Your task is to give the listing below back word for word, pictures excluded.

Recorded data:

— BEGIN —

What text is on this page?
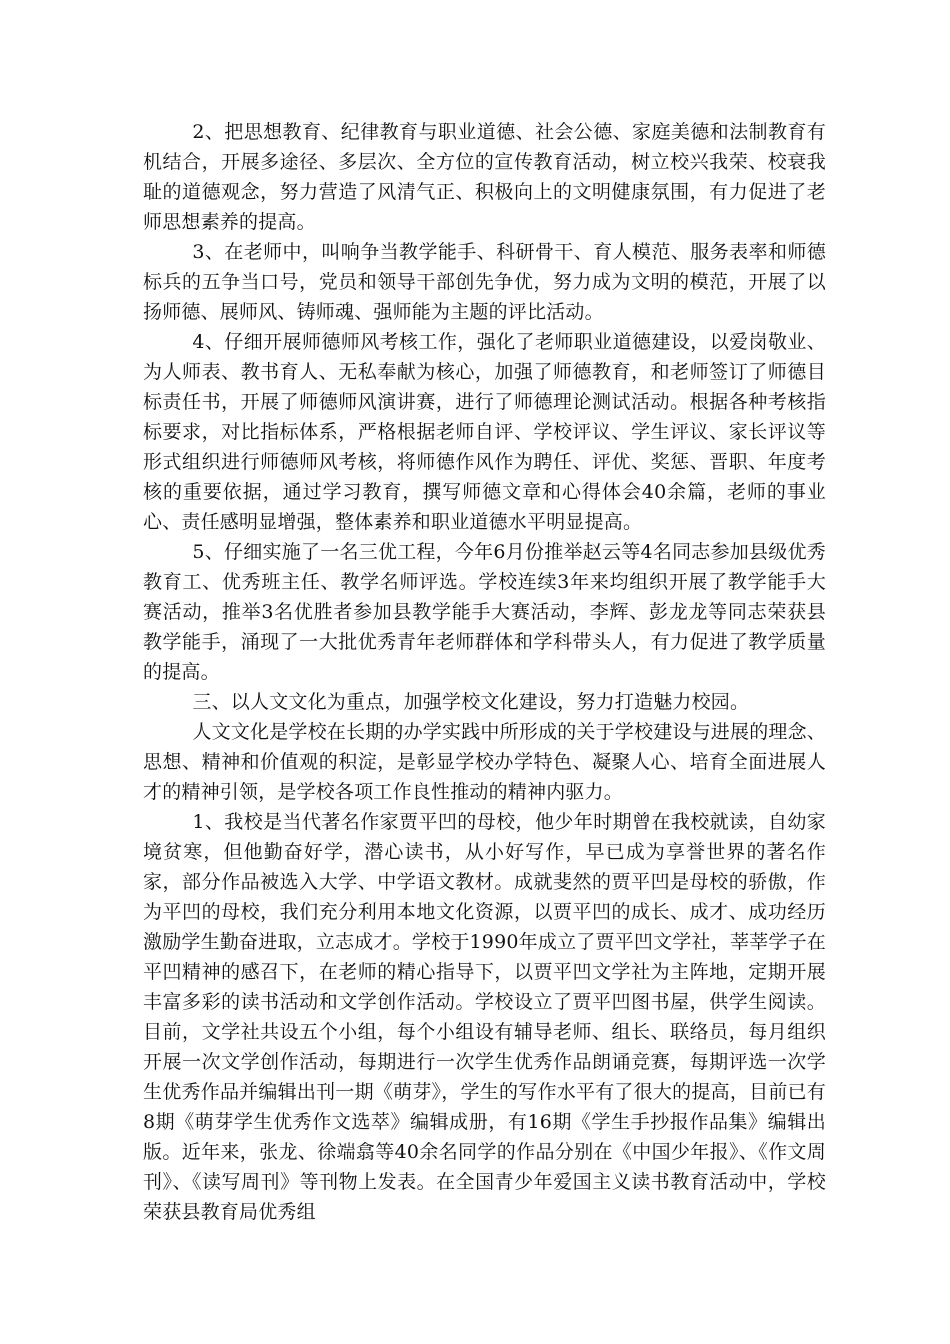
2、把思想教育、纪律教育与职业道德、社会公德、家庭美德和法制教育有机结合，开展多途径、多层次、全方位的宣传教育活动，树立校兴我荣、校衰我耻的道德观念，努力营造了风清气正、积极向上的文明健康氛围，有力促进了老师思想素养的提高。

3、在老师中，叫响争当教学能手、科研骨干、育人模范、服务表率和师德标兵的五争当口号，党员和领导干部创先争优，努力成为文明的模范，开展了以扬师德、展师风、铸师魂、强师能为主题的评比活动。

4、仔细开展师德师风考核工作，强化了老师职业道德建设，以爱岗敬业、为人师表、教书育人、无私奉献为核心，加强了师德教育，和老师签订了师德目标责任书，开展了师德师风演讲赛，进行了师德理论测试活动。根据各种考核指标要求，对比指标体系，严格根据老师自评、学校评议、学生评议、家长评议等形式组织进行师德师风考核，将师德作风作为聘任、评优、奖惩、晋职、年度考核的重要依据，通过学习教育，撰写师德文章和心得体会40余篇，老师的事业心、责任感明显增强，整体素养和职业道德水平明显提高。

5、仔细实施了一名三优工程，今年6月份推举赵云等4名同志参加县级优秀教育工、优秀班主任、教学名师评选。学校连续3年来均组织开展了教学能手大赛活动，推举3名优胜者参加县教学能手大赛活动，李辉、彭龙龙等同志荣获县教学能手，涌现了一大批优秀青年老师群体和学科带头人，有力促进了教学质量的提高。

三、以人文文化为重点，加强学校文化建设，努力打造魅力校园。

人文文化是学校在长期的办学实践中所形成的关于学校建设与进展的理念、思想、精神和价值观的积淀，是彰显学校办学特色、凝聚人心、培育全面进展人才的精神引领，是学校各项工作良性推动的精神内驱力。

1、我校是当代著名作家贾平凹的母校，他少年时期曾在我校就读，自幼家境贫寒，但他勤奋好学，潜心读书，从小好写作，早已成为享誉世界的著名作家，部分作品被选入大学、中学语文教材。成就斐然的贾平凹是母校的骄傲，作为平凹的母校，我们充分利用本地文化资源，以贾平凹的成长、成才、成功经历激励学生勤奋进取，立志成才。学校于1990年成立了贾平凹文学社，莘莘学子在平凹精神的感召下，在老师的精心指导下，以贾平凹文学社为主阵地，定期开展丰富多彩的读书活动和文学创作活动。学校设立了贾平凹图书屋，供学生阅读。目前，文学社共设五个小组，每个小组设有辅导老师、组长、联络员，每月组织开展一次文学创作活动，每期进行一次学生优秀作品朗诵竞赛，每期评选一次学生优秀作品并编辑出刊一期《萌芽》，学生的写作水平有了很大的提高，目前已有8期《萌芽学生优秀作文选萃》编辑成册，有16期《学生手抄报作品集》编辑出版。近年来，张龙、徐端翕等40余名同学的作品分别在《中国少年报》、《作文周刊》、《读写周刊》等刊物上发表。在全国青少年爱国主义读书教育活动中，学校荣获县教育局优秀组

— END —

= RESPONSE =
What text is on this page?
2、把思想教育、纪律教育与职业道德、社会公德、家庭美德和法制教育有机结合，开展多途径、多层次、全方位的宣传教育活动，树立校兴我荣、校衰我耻的道德观念，努力营造了风清气正、积极向上的文明健康氛围，有力促进了老师思想素养的提高。

3、在老师中，叫响争当教学能手、科研骨干、育人模范、服务表率和师德标兵的五争当口号，党员和领导干部创先争优，努力成为文明的模范，开展了以扬师德、展师风、铸师魂、强师能为主题的评比活动。

4、仔细开展师德师风考核工作，强化了老师职业道德建设，以爱岗敬业、为人师表、教书育人、无私奉献为核心，加强了师德教育，和老师签订了师德目标责任书，开展了师德师风演讲赛，进行了师德理论测试活动。根据各种考核指标要求，对比指标体系，严格根据老师自评、学校评议、学生评议、家长评议等形式组织进行师德师风考核，将师德作风作为聘任、评优、奖惩、晋职、年度考核的重要依据，通过学习教育，撰写师德文章和心得体会40余篇，老师的事业心、责任感明显增强，整体素养和职业道德水平明显提高。

5、仔细实施了一名三优工程，今年6月份推举赵云等4名同志参加县级优秀教育工、优秀班主任、教学名师评选。学校连续3年来均组织开展了教学能手大赛活动，推举3名优胜者参加县教学能手大赛活动，李辉、彭龙龙等同志荣获县教学能手，涌现了一大批优秀青年老师群体和学科带头人，有力促进了教学质量的提高。

三、以人文文化为重点，加强学校文化建设，努力打造魅力校园。

人文文化是学校在长期的办学实践中所形成的关于学校建设与进展的理念、思想、精神和价值观的积淀，是彰显学校办学特色、凝聚人心、培育全面进展人才的精神引领，是学校各项工作良性推动的精神内驱力。

1、我校是当代著名作家贾平凹的母校，他少年时期曾在我校就读，自幼家境贫寒，但他勤奋好学，潜心读书，从小好写作，早已成为享誉世界的著名作家，部分作品被选入大学、中学语文教材。成就斐然的贾平凹是母校的骄傲，作为平凹的母校，我们充分利用本地文化资源，以贾平凹的成长、成才、成功经历激励学生勤奋进取，立志成才。学校于1990年成立了贾平凹文学社，莘莘学子在平凹精神的感召下，在老师的精心指导下，以贾平凹文学社为主阵地，定期开展丰富多彩的读书活动和文学创作活动。学校设立了贾平凹图书屋，供学生阅读。目前，文学社共设五个小组，每个小组设有辅导老师、组长、联络员，每月组织开展一次文学创作活动，每期进行一次学生优秀作品朗诵竞赛，每期评选一次学生优秀作品并编辑出刊一期《萌芽》，学生的写作水平有了很大的提高，目前已有8期《萌芽学生优秀作文选萃》编辑成册，有16期《学生手抄报作品集》编辑出版。近年来，张龙、徐端翕等40余名同学的作品分别在《中国少年报》、《作文周刊》、《读写周刊》等刊物上发表。在全国青少年爱国主义读书教育活动中，学校荣获县教育局优秀组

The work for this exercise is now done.